↓

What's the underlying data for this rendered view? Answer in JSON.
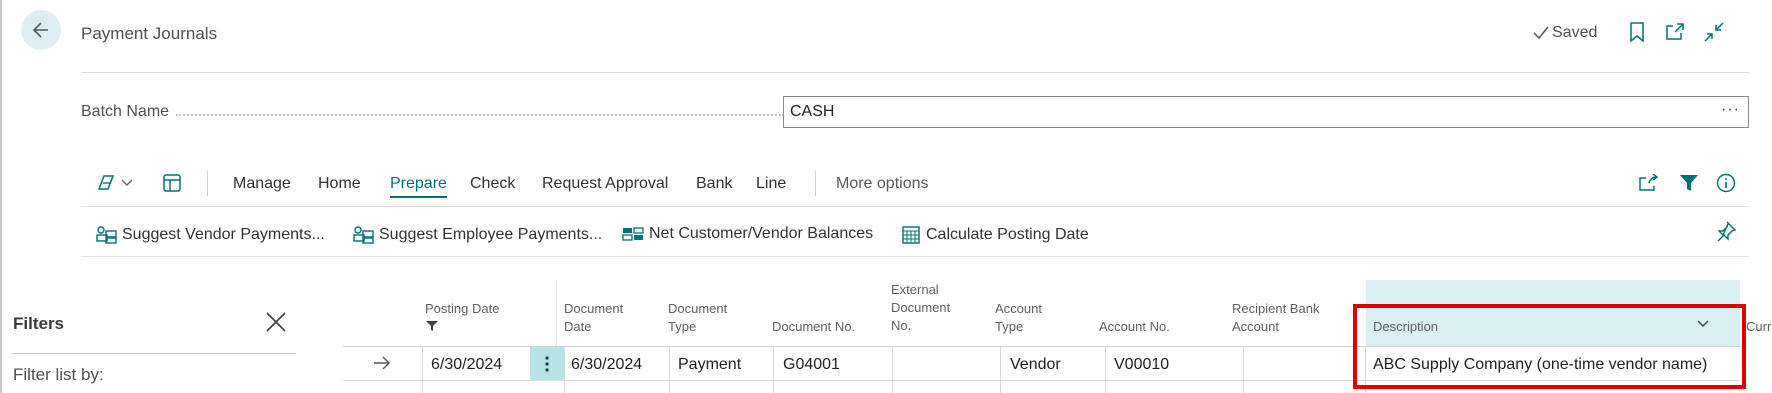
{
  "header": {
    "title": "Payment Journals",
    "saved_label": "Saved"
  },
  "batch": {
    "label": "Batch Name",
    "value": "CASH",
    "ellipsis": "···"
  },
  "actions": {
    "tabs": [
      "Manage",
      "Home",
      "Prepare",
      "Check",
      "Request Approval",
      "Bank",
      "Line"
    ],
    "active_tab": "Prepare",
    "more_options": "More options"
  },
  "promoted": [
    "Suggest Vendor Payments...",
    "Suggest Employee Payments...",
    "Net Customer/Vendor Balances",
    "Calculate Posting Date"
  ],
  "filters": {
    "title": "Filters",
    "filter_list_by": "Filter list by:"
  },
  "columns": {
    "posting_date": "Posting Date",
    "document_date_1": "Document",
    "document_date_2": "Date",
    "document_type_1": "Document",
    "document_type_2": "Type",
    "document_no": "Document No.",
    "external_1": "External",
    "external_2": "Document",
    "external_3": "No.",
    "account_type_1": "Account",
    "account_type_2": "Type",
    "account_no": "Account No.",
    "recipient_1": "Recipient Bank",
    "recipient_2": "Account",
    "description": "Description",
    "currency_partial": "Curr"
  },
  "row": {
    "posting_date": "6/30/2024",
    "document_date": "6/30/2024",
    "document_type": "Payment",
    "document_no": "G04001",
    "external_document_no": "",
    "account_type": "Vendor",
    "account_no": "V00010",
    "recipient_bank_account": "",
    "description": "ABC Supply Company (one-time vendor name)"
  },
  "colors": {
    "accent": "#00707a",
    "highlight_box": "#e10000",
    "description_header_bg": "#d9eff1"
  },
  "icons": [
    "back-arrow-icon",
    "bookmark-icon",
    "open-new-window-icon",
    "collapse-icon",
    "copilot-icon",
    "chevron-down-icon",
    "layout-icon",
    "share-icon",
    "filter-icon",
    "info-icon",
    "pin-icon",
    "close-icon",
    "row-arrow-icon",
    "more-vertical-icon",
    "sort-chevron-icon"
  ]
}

↑

◆ **Exercise**:
Transcribe all the records above word for word, without their images.

◆ **Task output**:
What's the underlying data for this rendered view? Answer in JSON.
{
  "header": {
    "title": "Payment Journals",
    "saved_label": "Saved"
  },
  "batch": {
    "label": "Batch Name",
    "value": "CASH",
    "ellipsis": "···"
  },
  "actions": {
    "tabs": [
      "Manage",
      "Home",
      "Prepare",
      "Check",
      "Request Approval",
      "Bank",
      "Line"
    ],
    "active_tab": "Prepare",
    "more_options": "More options"
  },
  "promoted": [
    "Suggest Vendor Payments...",
    "Suggest Employee Payments...",
    "Net Customer/Vendor Balances",
    "Calculate Posting Date"
  ],
  "filters": {
    "title": "Filters",
    "filter_list_by": "Filter list by:"
  },
  "columns": {
    "posting_date": "Posting Date",
    "document_date_1": "Document",
    "document_date_2": "Date",
    "document_type_1": "Document",
    "document_type_2": "Type",
    "document_no": "Document No.",
    "external_1": "External",
    "external_2": "Document",
    "external_3": "No.",
    "account_type_1": "Account",
    "account_type_2": "Type",
    "account_no": "Account No.",
    "recipient_1": "Recipient Bank",
    "recipient_2": "Account",
    "description": "Description",
    "currency_partial": "Curr"
  },
  "row": {
    "posting_date": "6/30/2024",
    "document_date": "6/30/2024",
    "document_type": "Payment",
    "document_no": "G04001",
    "external_document_no": "",
    "account_type": "Vendor",
    "account_no": "V00010",
    "recipient_bank_account": "",
    "description": "ABC Supply Company (one-time vendor name)"
  },
  "colors": {
    "accent": "#00707a",
    "highlight_box": "#e10000",
    "description_header_bg": "#d9eff1"
  },
  "icons": [
    "back-arrow-icon",
    "bookmark-icon",
    "open-new-window-icon",
    "collapse-icon",
    "copilot-icon",
    "chevron-down-icon",
    "layout-icon",
    "share-icon",
    "filter-icon",
    "info-icon",
    "pin-icon",
    "close-icon",
    "row-arrow-icon",
    "more-vertical-icon",
    "sort-chevron-icon"
  ]
}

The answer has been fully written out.